* [Exercise task] Find how many lines in the data below mention "ensemble". Give the number only.

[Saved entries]
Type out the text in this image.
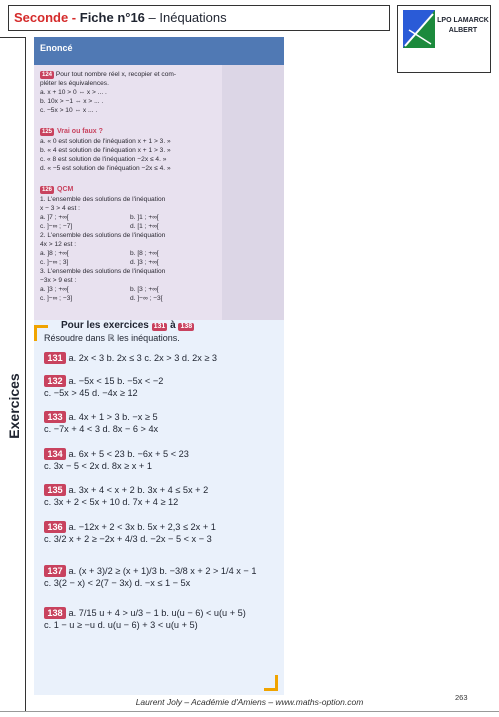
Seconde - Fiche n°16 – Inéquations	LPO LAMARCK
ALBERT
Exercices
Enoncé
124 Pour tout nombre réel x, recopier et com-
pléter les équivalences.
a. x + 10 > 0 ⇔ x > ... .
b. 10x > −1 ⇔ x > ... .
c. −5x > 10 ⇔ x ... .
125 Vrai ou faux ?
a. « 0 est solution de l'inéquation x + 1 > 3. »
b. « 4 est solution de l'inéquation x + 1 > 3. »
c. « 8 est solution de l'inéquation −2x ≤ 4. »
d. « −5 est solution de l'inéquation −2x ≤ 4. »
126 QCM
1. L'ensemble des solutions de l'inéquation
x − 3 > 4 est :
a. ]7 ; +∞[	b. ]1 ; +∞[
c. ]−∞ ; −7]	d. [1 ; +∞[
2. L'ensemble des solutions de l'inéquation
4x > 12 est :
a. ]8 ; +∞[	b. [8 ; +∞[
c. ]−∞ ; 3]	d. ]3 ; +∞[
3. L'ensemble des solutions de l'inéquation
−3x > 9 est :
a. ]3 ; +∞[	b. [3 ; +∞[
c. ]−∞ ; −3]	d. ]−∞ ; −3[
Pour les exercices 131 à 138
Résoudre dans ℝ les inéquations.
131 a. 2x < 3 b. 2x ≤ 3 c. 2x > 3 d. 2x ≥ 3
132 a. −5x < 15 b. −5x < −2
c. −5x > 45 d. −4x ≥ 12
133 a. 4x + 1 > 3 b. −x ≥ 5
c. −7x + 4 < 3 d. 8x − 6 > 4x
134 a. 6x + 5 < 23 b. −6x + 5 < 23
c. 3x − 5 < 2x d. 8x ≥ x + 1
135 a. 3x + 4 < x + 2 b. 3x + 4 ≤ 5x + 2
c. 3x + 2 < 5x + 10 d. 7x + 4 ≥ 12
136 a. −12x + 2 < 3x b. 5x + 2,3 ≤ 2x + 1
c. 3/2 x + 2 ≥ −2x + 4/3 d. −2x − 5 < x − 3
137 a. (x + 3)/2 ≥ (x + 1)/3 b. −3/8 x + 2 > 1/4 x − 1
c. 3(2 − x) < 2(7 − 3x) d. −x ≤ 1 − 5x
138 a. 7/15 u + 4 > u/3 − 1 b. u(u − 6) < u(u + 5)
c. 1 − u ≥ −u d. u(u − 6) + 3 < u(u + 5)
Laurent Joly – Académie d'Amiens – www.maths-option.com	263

* [Response below] 3